Copy out all the lines in the records that include the word "color".

> DATA LINES:
** START **

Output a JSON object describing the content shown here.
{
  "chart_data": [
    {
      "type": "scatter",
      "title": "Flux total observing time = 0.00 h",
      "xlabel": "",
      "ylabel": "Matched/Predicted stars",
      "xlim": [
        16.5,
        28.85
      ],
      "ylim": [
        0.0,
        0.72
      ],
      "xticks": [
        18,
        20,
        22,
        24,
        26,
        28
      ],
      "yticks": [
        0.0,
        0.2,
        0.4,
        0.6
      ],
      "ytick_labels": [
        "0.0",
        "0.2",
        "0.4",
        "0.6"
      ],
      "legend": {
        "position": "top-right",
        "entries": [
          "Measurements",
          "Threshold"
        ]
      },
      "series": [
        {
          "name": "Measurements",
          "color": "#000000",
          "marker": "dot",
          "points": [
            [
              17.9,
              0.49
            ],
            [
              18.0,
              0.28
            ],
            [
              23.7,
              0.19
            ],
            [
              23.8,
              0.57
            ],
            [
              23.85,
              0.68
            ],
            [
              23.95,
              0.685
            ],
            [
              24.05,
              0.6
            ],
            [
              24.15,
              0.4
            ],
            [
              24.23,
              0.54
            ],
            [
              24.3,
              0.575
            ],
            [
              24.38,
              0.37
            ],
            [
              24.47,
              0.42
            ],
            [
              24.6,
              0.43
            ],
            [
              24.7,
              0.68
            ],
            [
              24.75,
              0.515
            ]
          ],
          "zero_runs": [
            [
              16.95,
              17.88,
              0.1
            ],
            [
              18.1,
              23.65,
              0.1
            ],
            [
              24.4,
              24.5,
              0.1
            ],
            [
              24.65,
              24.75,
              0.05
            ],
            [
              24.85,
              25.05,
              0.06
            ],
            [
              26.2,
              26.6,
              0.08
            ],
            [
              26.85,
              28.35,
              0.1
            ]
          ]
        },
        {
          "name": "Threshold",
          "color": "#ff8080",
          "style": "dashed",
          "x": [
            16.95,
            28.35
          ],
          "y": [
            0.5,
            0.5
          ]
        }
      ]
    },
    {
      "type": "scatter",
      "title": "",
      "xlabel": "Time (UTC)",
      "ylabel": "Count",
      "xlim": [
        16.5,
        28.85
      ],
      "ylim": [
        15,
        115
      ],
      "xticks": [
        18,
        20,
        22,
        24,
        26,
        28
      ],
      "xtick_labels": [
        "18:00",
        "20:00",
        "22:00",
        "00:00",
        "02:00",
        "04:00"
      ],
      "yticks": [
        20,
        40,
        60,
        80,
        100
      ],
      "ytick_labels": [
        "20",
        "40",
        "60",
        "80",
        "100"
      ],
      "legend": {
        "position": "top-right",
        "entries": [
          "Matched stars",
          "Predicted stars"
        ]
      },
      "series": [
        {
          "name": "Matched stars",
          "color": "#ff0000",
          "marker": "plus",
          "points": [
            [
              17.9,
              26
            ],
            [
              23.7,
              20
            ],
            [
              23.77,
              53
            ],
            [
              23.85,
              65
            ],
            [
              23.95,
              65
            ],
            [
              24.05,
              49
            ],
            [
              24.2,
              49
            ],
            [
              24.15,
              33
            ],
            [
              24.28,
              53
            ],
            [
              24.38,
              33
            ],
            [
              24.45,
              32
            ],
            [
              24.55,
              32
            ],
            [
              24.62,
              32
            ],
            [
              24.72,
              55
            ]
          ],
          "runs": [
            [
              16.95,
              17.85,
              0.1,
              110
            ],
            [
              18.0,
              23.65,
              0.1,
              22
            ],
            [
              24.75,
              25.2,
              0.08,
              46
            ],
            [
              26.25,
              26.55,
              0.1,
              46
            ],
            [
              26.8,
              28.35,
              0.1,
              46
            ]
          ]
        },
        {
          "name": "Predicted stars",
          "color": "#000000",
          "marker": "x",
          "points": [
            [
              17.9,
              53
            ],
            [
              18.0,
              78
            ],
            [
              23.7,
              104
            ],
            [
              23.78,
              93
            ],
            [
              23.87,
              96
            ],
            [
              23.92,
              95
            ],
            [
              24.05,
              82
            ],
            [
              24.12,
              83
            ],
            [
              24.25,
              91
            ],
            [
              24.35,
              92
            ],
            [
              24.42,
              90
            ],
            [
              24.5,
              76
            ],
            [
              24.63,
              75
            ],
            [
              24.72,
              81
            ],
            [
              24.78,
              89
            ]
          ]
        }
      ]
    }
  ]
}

** END **

> COMPLETED EXERCISE:
          "color": "#000000",
          "color": "#ff8080",
          "color": "#ff0000",
          "color": "#000000",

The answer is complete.